== TASK INSTRUCTIONS ==
State how many lines of the records contain the string "przedsiębiorstwa", and give no other information.

Recorded data:
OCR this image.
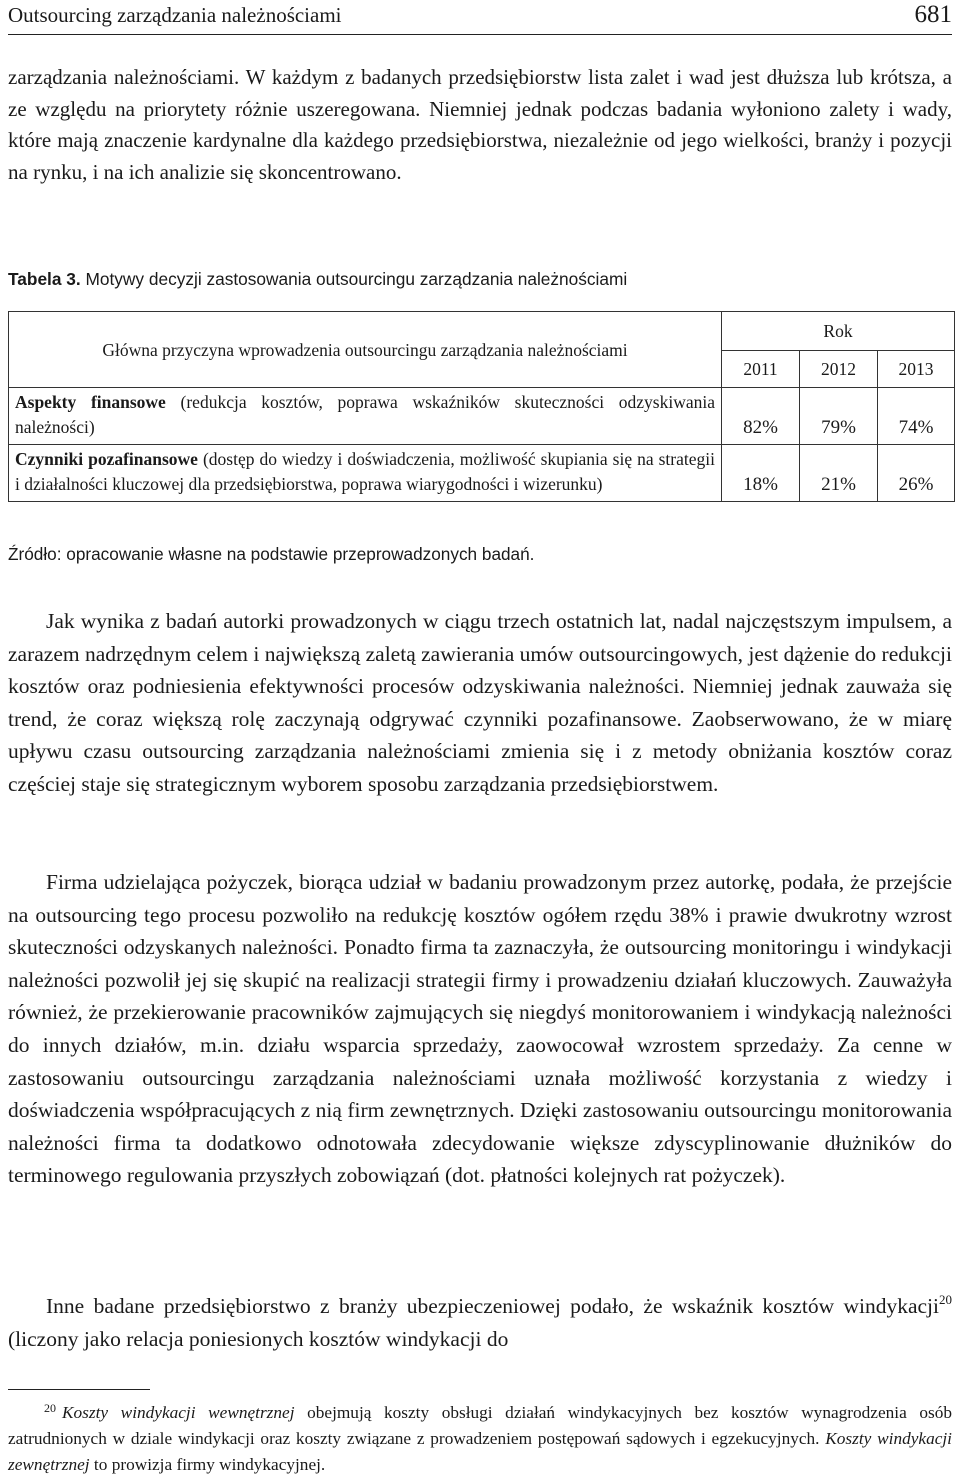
Outsourcing zarządzania należnościami	681

zarządzania należnościami. W każdym z badanych przedsiębiorstw lista zalet i wad jest dłuższa lub krótsza, a ze względu na priorytety różnie uszeregowana. Niemniej jednak podczas badania wyłoniono zalety i wady, które mają znaczenie kardynalne dla każdego przedsiębiorstwa, niezależnie od jego wielkości, branży i pozycji na rynku, i na ich analizie się skoncentrowano.

Tabela 3. Motywy decyzji zastosowania outsourcingu zarządzania należnościami
Główna przyczyna wprowadzenia outsourcingu zarządzania należnościami	Rok		
	2011	2012	2013
Aspekty finansowe (redukcja kosztów, poprawa wskaźników skuteczności odzyskiwania należności)	82%	79%	74%
Czynniki pozafinansowe (dostęp do wiedzy i doświadczenia, możliwość skupiania się na strategii i działalności kluczowej dla przedsiębiorstwa, poprawa wiarygodności i wizerunku)	18%	21%	26%
Źródło: opracowanie własne na podstawie przeprowadzonych badań.

Jak wynika z badań autorki prowadzonych w ciągu trzech ostatnich lat, nadal najczęstszym impulsem, a zarazem nadrzędnym celem i największą zaletą zawierania umów outsourcingowych, jest dążenie do redukcji kosztów oraz podniesienia efektywności procesów odzyskiwania należności. Niemniej jednak zauważa się trend, że coraz większą rolę zaczynają odgrywać czynniki pozafinansowe. Zaobserwowano, że w miarę upływu czasu outsourcing zarządzania należnościami zmienia się i z metody obniżania kosztów coraz częściej staje się strategicznym wyborem sposobu zarządzania przedsiębiorstwem.

Firma udzielająca pożyczek, biorąca udział w badaniu prowadzonym przez autorkę, podała, że przejście na outsourcing tego procesu pozwoliło na redukcję kosztów ogółem rzędu 38% i prawie dwukrotny wzrost skuteczności odzyskanych należności. Ponadto firma ta zaznaczyła, że outsourcing monitoringu i windykacji należności pozwolił jej się skupić na realizacji strategii firmy i prowadzeniu działań kluczowych. Zauważyła również, że przekierowanie pracowników zajmujących się niegdyś monitorowaniem i windykacją należności do innych działów, m.in. działu wsparcia sprzedaży, zaowocował wzrostem sprzedaży. Za cenne w zastosowaniu outsourcingu zarządzania należnościami uznała możliwość korzystania z wiedzy i doświadczenia współpracujących z nią firm zewnętrznych. Dzięki zastosowaniu outsourcingu monitorowania należności firma ta dodatkowo odnotowała zdecydowanie większe zdyscyplinowanie dłużników do terminowego regulowania przyszłych zobowiązań (dot. płatności kolejnych rat pożyczek).

Inne badane przedsiębiorstwo z branży ubezpieczeniowej podało, że wskaźnik kosztów windykacji$^{20}$ (liczony jako relacja poniesionych kosztów windykacji do

$^{20}$ Koszty windykacji wewnętrznej obejmują koszty obsługi działań windykacyjnych bez kosztów wynagrodzenia osób zatrudnionych w dziale windykacji oraz koszty związane z prowadzeniem postępowań sądowych i egzekucyjnych. Koszty windykacji zewnętrznej to prowizja firmy windykacyjnej.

== WRITTEN ANSWER ==
2